___ ITEMS ___

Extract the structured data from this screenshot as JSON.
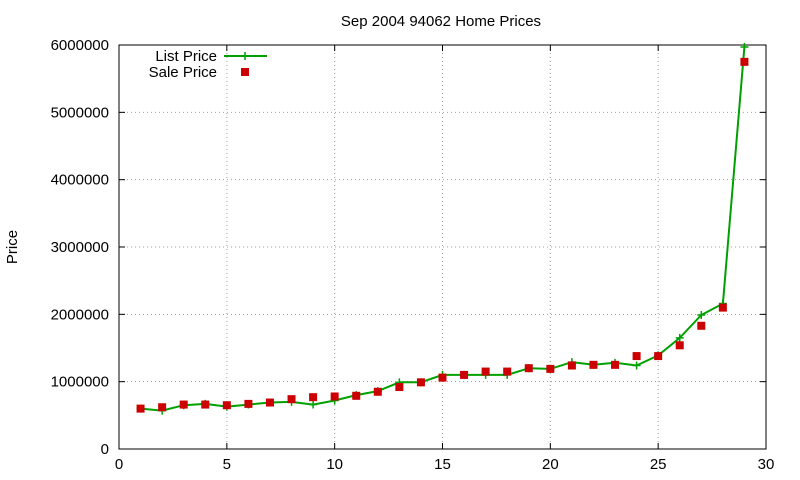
{
  "chart_data": {
    "type": "line",
    "title": "Sep 2004 94062 Home Prices",
    "xlabel": "",
    "ylabel": "Price",
    "xlim": [
      0,
      30
    ],
    "ylim": [
      0,
      6000000
    ],
    "x_ticks": [
      0,
      5,
      10,
      15,
      20,
      25,
      30
    ],
    "y_ticks": [
      0,
      1000000,
      2000000,
      3000000,
      4000000,
      5000000,
      6000000
    ],
    "grid": true,
    "legend_position": "top-left",
    "series": [
      {
        "name": "List Price",
        "style": "line-with-plus-markers",
        "color": "#00a000",
        "x": [
          1,
          2,
          3,
          4,
          5,
          6,
          7,
          8,
          9,
          10,
          11,
          12,
          13,
          14,
          15,
          16,
          17,
          18,
          19,
          20,
          21,
          22,
          23,
          24,
          25,
          26,
          27,
          28,
          29
        ],
        "values": [
          600000,
          570000,
          650000,
          670000,
          630000,
          660000,
          690000,
          700000,
          660000,
          720000,
          800000,
          860000,
          990000,
          990000,
          1100000,
          1100000,
          1100000,
          1100000,
          1200000,
          1190000,
          1290000,
          1250000,
          1280000,
          1240000,
          1390000,
          1650000,
          1990000,
          2160000,
          5970000
        ]
      },
      {
        "name": "Sale Price",
        "style": "square-markers",
        "color": "#cc0000",
        "x": [
          1,
          2,
          3,
          4,
          5,
          6,
          7,
          8,
          9,
          10,
          11,
          12,
          13,
          14,
          15,
          16,
          17,
          18,
          19,
          20,
          21,
          22,
          23,
          24,
          25,
          26,
          27,
          28,
          29
        ],
        "values": [
          600000,
          620000,
          660000,
          660000,
          650000,
          670000,
          690000,
          740000,
          770000,
          780000,
          790000,
          850000,
          920000,
          990000,
          1060000,
          1100000,
          1150000,
          1150000,
          1200000,
          1190000,
          1240000,
          1250000,
          1250000,
          1380000,
          1380000,
          1540000,
          1830000,
          2100000,
          5750000
        ]
      }
    ]
  }
}
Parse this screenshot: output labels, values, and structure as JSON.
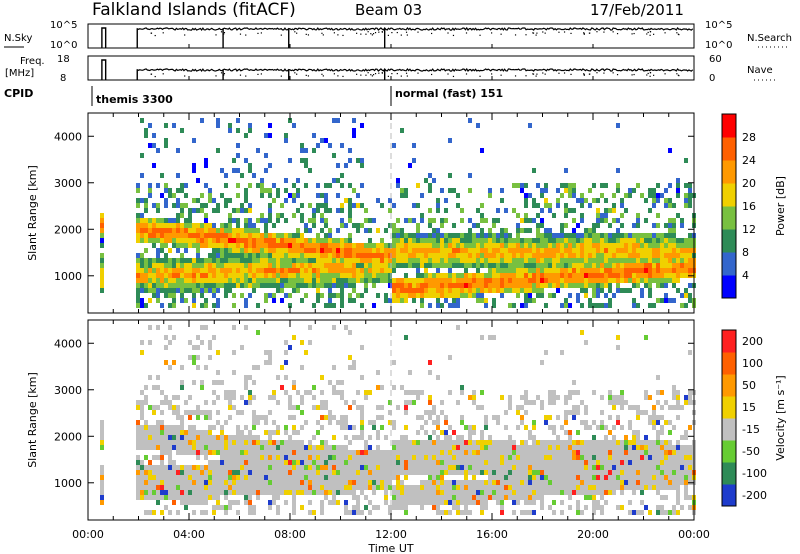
{
  "header": {
    "title": "Falkland Islands (fitACF)",
    "beam": "Beam 03",
    "date": "17/Feb/2011"
  },
  "nsky_panel": {
    "left_label": "N.Sky",
    "left_ticks": [
      "10^5",
      "10^0"
    ],
    "right_label": "N.Search",
    "right_ticks": [
      "10^5",
      "10^0"
    ],
    "right_legend_line": "dotted"
  },
  "freq_panel": {
    "left_label_1": "Freq.",
    "left_label_2": "[MHz]",
    "left_ticks": [
      "18",
      "8"
    ],
    "right_label": "Nave",
    "right_ticks": [
      "60",
      "0"
    ],
    "right_legend_line": "dotted"
  },
  "cpid": {
    "label": "CPID",
    "segments": [
      {
        "text": "themis 3300"
      },
      {
        "text": "normal (fast) 151"
      }
    ]
  },
  "x_axis": {
    "label": "Time UT",
    "ticks": [
      "00:00",
      "04:00",
      "08:00",
      "12:00",
      "16:00",
      "20:00",
      "00:00"
    ]
  },
  "power_colorbar": {
    "label": "Power [dB]",
    "ticks": [
      "4",
      "8",
      "12",
      "16",
      "20",
      "24",
      "28"
    ],
    "colors": [
      "#0000ff",
      "#3366cc",
      "#2e8b57",
      "#78c040",
      "#f0d000",
      "#ff9900",
      "#ff6000",
      "#ff0000"
    ]
  },
  "velocity_colorbar": {
    "label": "Velocity [m s⁻¹]",
    "ticks": [
      "200",
      "100",
      "50",
      "15",
      "-15",
      "-50",
      "-100",
      "-200"
    ],
    "colors": [
      "#1e3ccc",
      "#2e8b57",
      "#66cc33",
      "#c0c0c0",
      "#f0d000",
      "#ff9900",
      "#ff6000",
      "#ff2020"
    ]
  },
  "chart_data": [
    {
      "type": "heatmap",
      "title": "",
      "xlabel": "Time UT",
      "ylabel": "Slant Range [km]",
      "xlim": [
        "00:00",
        "24:00"
      ],
      "ylim": [
        200,
        4500
      ],
      "yticks": [
        1000,
        2000,
        3000,
        4000
      ],
      "colorbar_label": "Power [dB]",
      "colorbar_range": [
        0,
        32
      ],
      "note": ""
    },
    {
      "type": "heatmap",
      "title": "",
      "xlabel": "Time UT",
      "ylabel": "Slant Range [km]",
      "xlim": [
        "00:00",
        "24:00"
      ],
      "ylim": [
        200,
        4500
      ],
      "yticks": [
        1000,
        2000,
        3000,
        4000
      ],
      "colorbar_label": "Velocity [m s⁻¹]",
      "colorbar_ticks": [
        200,
        100,
        50,
        15,
        -15,
        -50,
        -100,
        -200
      ]
    }
  ]
}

___

EXERCISE DIRECTIONS
Reproduce the entries exactly. Do not carry over any picture.

RESULT OF THIS TASK
Extract the structured data from this screenshot as JSON.
{
  "chart_data": {
    "type": "line",
    "title": "Sep 2004 94062 Home Prices",
    "xlabel": "",
    "ylabel": "Price",
    "xlim": [
      0,
      30
    ],
    "ylim": [
      0,
      6000000
    ],
    "x_ticks": [
      0,
      5,
      10,
      15,
      20,
      25,
      30
    ],
    "y_ticks": [
      0,
      1000000,
      2000000,
      3000000,
      4000000,
      5000000,
      6000000
    ],
    "grid": true,
    "legend_position": "top-left",
    "series": [
      {
        "name": "List Price",
        "style": "line-with-plus-markers",
        "color": "#00a000",
        "x": [
          1,
          2,
          3,
          4,
          5,
          6,
          7,
          8,
          9,
          10,
          11,
          12,
          13,
          14,
          15,
          16,
          17,
          18,
          19,
          20,
          21,
          22,
          23,
          24,
          25,
          26,
          27,
          28,
          29
        ],
        "values": [
          600000,
          570000,
          650000,
          670000,
          630000,
          660000,
          690000,
          700000,
          660000,
          720000,
          800000,
          860000,
          990000,
          990000,
          1100000,
          1100000,
          1100000,
          1100000,
          1200000,
          1190000,
          1290000,
          1250000,
          1280000,
          1240000,
          1390000,
          1650000,
          1990000,
          2160000,
          5970000
        ]
      },
      {
        "name": "Sale Price",
        "style": "square-markers",
        "color": "#cc0000",
        "x": [
          1,
          2,
          3,
          4,
          5,
          6,
          7,
          8,
          9,
          10,
          11,
          12,
          13,
          14,
          15,
          16,
          17,
          18,
          19,
          20,
          21,
          22,
          23,
          24,
          25,
          26,
          27,
          28,
          29
        ],
        "values": [
          600000,
          620000,
          660000,
          660000,
          650000,
          670000,
          690000,
          740000,
          770000,
          780000,
          790000,
          850000,
          920000,
          990000,
          1060000,
          1100000,
          1150000,
          1150000,
          1200000,
          1190000,
          1240000,
          1250000,
          1250000,
          1380000,
          1380000,
          1540000,
          1830000,
          2100000,
          5750000
        ]
      }
    ]
  }
}
Parse this screenshot: output labels, values, and structure as JSON.
{
  "header": {
    "title": "Falkland Islands (fitACF)",
    "beam": "Beam 03",
    "date": "17/Feb/2011"
  },
  "nsky_panel": {
    "left_label": "N.Sky",
    "left_ticks": [
      "10^5",
      "10^0"
    ],
    "right_label": "N.Search",
    "right_ticks": [
      "10^5",
      "10^0"
    ],
    "right_legend_line": "dotted"
  },
  "freq_panel": {
    "left_label_1": "Freq.",
    "left_label_2": "[MHz]",
    "left_ticks": [
      "18",
      "8"
    ],
    "right_label": "Nave",
    "right_ticks": [
      "60",
      "0"
    ],
    "right_legend_line": "dotted"
  },
  "cpid": {
    "label": "CPID",
    "segments": [
      {
        "text": "themis 3300"
      },
      {
        "text": "normal (fast) 151"
      }
    ]
  },
  "x_axis": {
    "label": "Time UT",
    "ticks": [
      "00:00",
      "04:00",
      "08:00",
      "12:00",
      "16:00",
      "20:00",
      "00:00"
    ]
  },
  "power_colorbar": {
    "label": "Power [dB]",
    "ticks": [
      "4",
      "8",
      "12",
      "16",
      "20",
      "24",
      "28"
    ],
    "colors": [
      "#0000ff",
      "#3366cc",
      "#2e8b57",
      "#78c040",
      "#f0d000",
      "#ff9900",
      "#ff6000",
      "#ff0000"
    ]
  },
  "velocity_colorbar": {
    "label": "Velocity [m s⁻¹]",
    "ticks": [
      "200",
      "100",
      "50",
      "15",
      "-15",
      "-50",
      "-100",
      "-200"
    ],
    "colors": [
      "#1e3ccc",
      "#2e8b57",
      "#66cc33",
      "#c0c0c0",
      "#f0d000",
      "#ff9900",
      "#ff6000",
      "#ff2020"
    ]
  },
  "chart_data": [
    {
      "type": "heatmap",
      "title": "",
      "xlabel": "Time UT",
      "ylabel": "Slant Range [km]",
      "xlim": [
        "00:00",
        "24:00"
      ],
      "ylim": [
        200,
        4500
      ],
      "yticks": [
        1000,
        2000,
        3000,
        4000
      ],
      "colorbar_label": "Power [dB]",
      "colorbar_range": [
        0,
        32
      ],
      "note": ""
    },
    {
      "type": "heatmap",
      "title": "",
      "xlabel": "Time UT",
      "ylabel": "Slant Range [km]",
      "xlim": [
        "00:00",
        "24:00"
      ],
      "ylim": [
        200,
        4500
      ],
      "yticks": [
        1000,
        2000,
        3000,
        4000
      ],
      "colorbar_label": "Velocity [m s⁻¹]",
      "colorbar_ticks": [
        200,
        100,
        50,
        15,
        -15,
        -50,
        -100,
        -200
      ]
    }
  ]
}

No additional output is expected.